▸ **Work required**
Where the string "color" occurs in the material below, report the whole line.

····················

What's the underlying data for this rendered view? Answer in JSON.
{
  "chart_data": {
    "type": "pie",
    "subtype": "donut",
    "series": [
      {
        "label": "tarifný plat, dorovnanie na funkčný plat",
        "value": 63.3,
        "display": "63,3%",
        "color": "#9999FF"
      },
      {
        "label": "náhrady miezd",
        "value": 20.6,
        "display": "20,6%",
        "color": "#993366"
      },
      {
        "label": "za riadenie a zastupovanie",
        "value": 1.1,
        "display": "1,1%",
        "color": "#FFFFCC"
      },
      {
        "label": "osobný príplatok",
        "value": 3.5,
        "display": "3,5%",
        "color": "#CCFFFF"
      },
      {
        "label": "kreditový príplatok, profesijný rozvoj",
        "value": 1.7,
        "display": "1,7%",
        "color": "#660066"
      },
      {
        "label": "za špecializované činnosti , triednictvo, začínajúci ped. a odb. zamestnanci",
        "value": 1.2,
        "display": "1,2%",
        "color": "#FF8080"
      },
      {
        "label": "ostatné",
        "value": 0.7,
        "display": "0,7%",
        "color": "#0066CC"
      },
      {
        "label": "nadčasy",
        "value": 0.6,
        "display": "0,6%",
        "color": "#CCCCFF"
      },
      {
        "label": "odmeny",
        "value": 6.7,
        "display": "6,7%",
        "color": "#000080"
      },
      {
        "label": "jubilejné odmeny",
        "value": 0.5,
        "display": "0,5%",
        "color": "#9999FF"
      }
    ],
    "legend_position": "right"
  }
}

····················

▸ **Written answer**
        "color": "#9999FF"
        "color": "#993366"
        "color": "#FFFFCC"
        "color": "#CCFFFF"
        "color": "#660066"
        "color": "#FF8080"
        "color": "#0066CC"
        "color": "#CCCCFF"
        "color": "#000080"
        "color": "#9999FF"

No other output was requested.